Dataset entries:
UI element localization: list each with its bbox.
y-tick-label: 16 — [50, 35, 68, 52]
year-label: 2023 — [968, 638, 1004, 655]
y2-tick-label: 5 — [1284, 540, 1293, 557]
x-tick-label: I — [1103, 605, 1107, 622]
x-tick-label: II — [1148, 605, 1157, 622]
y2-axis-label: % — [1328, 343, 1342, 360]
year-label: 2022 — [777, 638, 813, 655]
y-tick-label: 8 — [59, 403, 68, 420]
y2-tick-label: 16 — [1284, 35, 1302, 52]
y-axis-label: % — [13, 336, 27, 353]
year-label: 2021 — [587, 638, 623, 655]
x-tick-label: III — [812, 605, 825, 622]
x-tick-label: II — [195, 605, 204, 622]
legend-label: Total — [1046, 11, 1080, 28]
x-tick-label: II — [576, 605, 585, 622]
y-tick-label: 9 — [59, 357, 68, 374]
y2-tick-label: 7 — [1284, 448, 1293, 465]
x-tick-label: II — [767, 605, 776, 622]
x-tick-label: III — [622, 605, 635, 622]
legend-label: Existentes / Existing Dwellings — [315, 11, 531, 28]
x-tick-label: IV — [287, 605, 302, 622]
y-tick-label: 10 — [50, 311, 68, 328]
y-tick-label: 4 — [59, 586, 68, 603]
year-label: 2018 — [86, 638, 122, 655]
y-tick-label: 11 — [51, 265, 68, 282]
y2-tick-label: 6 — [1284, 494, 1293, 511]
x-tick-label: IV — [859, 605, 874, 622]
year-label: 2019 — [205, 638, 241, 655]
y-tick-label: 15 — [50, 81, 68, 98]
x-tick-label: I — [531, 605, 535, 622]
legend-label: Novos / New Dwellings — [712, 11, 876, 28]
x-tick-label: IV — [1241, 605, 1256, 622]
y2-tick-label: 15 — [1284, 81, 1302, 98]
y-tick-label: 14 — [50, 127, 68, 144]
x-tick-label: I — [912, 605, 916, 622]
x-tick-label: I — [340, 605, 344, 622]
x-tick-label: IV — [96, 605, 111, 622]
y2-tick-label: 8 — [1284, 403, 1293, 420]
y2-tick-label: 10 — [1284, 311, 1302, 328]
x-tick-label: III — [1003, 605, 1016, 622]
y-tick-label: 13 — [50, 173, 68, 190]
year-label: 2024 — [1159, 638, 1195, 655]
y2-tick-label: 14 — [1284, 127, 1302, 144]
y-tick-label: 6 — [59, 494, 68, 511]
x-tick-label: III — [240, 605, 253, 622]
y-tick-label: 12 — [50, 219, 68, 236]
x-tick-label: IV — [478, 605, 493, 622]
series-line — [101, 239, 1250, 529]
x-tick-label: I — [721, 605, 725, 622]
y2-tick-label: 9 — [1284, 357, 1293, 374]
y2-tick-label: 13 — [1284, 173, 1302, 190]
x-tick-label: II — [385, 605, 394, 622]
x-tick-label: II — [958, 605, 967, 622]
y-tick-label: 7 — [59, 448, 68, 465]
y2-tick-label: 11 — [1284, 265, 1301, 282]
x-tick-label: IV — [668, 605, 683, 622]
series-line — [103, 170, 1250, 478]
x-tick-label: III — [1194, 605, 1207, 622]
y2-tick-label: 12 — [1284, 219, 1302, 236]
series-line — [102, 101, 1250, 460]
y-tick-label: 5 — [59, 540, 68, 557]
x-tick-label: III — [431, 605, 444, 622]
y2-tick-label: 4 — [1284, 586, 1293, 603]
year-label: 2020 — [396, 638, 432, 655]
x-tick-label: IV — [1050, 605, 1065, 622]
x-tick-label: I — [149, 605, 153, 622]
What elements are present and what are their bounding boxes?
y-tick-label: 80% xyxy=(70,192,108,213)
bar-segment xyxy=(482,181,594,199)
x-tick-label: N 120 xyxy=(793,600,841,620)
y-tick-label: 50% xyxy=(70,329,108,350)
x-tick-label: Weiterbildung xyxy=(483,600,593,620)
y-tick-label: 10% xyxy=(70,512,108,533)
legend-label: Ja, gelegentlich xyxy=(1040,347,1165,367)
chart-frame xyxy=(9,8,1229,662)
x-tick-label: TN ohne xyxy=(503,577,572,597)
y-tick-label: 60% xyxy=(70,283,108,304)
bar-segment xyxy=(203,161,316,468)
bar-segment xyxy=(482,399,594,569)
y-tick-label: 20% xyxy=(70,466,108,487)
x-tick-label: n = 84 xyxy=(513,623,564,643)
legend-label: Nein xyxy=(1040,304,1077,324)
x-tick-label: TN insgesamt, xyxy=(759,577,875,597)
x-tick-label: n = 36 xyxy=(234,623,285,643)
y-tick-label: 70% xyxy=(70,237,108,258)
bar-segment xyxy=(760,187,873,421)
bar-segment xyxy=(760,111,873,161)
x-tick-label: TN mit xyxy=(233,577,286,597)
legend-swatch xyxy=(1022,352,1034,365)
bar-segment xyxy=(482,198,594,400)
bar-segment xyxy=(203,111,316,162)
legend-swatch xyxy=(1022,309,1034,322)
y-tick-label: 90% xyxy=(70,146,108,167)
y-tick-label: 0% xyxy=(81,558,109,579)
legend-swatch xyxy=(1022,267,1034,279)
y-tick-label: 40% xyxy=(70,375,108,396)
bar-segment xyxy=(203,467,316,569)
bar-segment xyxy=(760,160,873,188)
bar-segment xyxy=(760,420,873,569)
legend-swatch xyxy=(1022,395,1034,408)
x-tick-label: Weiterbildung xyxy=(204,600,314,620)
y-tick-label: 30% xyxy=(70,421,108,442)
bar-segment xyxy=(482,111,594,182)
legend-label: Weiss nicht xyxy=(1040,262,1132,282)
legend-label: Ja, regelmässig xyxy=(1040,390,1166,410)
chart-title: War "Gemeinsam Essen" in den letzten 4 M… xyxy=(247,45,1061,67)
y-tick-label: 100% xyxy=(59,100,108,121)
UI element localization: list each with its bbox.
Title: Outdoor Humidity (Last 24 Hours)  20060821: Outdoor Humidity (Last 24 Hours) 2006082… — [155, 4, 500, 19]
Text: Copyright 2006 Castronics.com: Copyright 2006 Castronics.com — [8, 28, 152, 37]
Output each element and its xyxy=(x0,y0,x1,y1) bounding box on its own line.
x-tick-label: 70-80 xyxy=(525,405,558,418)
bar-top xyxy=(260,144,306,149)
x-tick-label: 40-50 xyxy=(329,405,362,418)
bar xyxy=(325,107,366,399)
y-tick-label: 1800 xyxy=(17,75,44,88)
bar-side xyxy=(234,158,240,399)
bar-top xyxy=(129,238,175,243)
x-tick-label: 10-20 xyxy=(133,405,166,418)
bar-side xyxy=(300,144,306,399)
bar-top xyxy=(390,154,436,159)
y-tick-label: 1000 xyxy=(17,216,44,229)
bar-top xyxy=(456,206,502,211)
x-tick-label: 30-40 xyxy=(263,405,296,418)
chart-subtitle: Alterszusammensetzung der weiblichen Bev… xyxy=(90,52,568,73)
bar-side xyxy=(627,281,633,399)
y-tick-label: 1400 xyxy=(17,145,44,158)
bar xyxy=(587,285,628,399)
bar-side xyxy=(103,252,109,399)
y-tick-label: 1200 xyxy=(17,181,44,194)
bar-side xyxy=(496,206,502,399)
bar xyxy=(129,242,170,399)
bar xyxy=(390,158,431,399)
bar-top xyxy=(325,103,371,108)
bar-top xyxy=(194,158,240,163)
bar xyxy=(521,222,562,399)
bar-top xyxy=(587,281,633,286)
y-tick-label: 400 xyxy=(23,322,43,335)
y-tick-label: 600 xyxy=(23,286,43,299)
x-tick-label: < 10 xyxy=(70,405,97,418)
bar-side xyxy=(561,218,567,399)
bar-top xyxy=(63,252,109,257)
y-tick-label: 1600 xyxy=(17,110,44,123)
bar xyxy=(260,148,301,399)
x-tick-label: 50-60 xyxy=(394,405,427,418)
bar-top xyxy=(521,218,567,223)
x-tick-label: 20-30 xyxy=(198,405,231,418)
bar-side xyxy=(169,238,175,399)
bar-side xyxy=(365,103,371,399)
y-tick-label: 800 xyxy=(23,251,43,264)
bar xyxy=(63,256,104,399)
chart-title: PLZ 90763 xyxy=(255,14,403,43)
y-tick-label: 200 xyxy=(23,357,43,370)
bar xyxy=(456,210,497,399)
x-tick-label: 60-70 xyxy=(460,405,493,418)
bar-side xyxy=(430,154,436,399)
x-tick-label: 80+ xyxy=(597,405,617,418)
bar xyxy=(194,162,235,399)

■ **Aim of the task**:
Starting at the first row and ending at the line containing "x-tick-label: III — [812, 605, 825, 622]", swap "year-label" for "year-caption" and give those lines again with nothing else changed.

■ **Full response**:
UI element localization: list each with its bbox.
y-tick-label: 16 — [50, 35, 68, 52]
year-caption: 2023 — [968, 638, 1004, 655]
y2-tick-label: 5 — [1284, 540, 1293, 557]
x-tick-label: I — [1103, 605, 1107, 622]
x-tick-label: II — [1148, 605, 1157, 622]
y2-axis-label: % — [1328, 343, 1342, 360]
year-caption: 2022 — [777, 638, 813, 655]
y-tick-label: 8 — [59, 403, 68, 420]
y2-tick-label: 16 — [1284, 35, 1302, 52]
y-axis-label: % — [13, 336, 27, 353]
year-caption: 2021 — [587, 638, 623, 655]
x-tick-label: III — [812, 605, 825, 622]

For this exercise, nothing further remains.